Your task is to print every entry below exactly as given.

_Collected data_.
______________________________
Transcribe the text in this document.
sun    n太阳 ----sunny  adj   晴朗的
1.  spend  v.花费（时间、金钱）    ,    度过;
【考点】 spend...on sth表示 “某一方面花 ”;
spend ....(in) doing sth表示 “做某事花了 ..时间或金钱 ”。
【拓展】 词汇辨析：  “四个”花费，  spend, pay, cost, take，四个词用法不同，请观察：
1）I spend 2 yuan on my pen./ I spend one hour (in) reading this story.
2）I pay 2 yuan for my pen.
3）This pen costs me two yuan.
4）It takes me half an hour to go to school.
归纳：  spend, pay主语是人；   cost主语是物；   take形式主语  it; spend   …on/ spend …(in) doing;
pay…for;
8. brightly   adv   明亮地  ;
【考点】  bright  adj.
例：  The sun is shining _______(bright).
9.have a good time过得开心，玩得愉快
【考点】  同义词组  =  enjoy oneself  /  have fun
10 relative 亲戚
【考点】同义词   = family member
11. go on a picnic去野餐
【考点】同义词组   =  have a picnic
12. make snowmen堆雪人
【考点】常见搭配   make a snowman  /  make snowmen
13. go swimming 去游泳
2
______________________________
_Answer to the exercise_.
Transcribe the text in this document.
sun    n太阳 ----sunny  adj   晴朗的
1.  spend  v.花费（时间、金钱）    ,    度过;
【考点】 spend...on sth表示 “某一方面花 ”;
spend ....(in) doing sth表示 “做某事花了 ..时间或金钱 ”。
【拓展】 词汇辨析：  “四个”花费，  spend, pay, cost, take，四个词用法不同，请观察：
1）I spend 2 yuan on my pen./ I spend one hour (in) reading this story.
2）I pay 2 yuan for my pen.
3）This pen costs me two yuan.
4）It takes me half an hour to go to school.
归纳：  spend, pay主语是人；   cost主语是物；   take形式主语  it; spend   …on/ spend …(in) doing;
pay…for;
8. brightly   adv   明亮地  ;
【考点】  bright  adj.
例：  The sun is shining _______(bright).
9.have a good time过得开心，玩得愉快
【考点】  同义词组  =  enjoy oneself  /  have fun
10 relative 亲戚
【考点】同义词   = family member
11. go on a picnic去野餐
【考点】同义词组   =  have a picnic
12. make snowmen堆雪人
【考点】常见搭配   make a snowman  /  make snowmen
13. go swimming 去游泳
2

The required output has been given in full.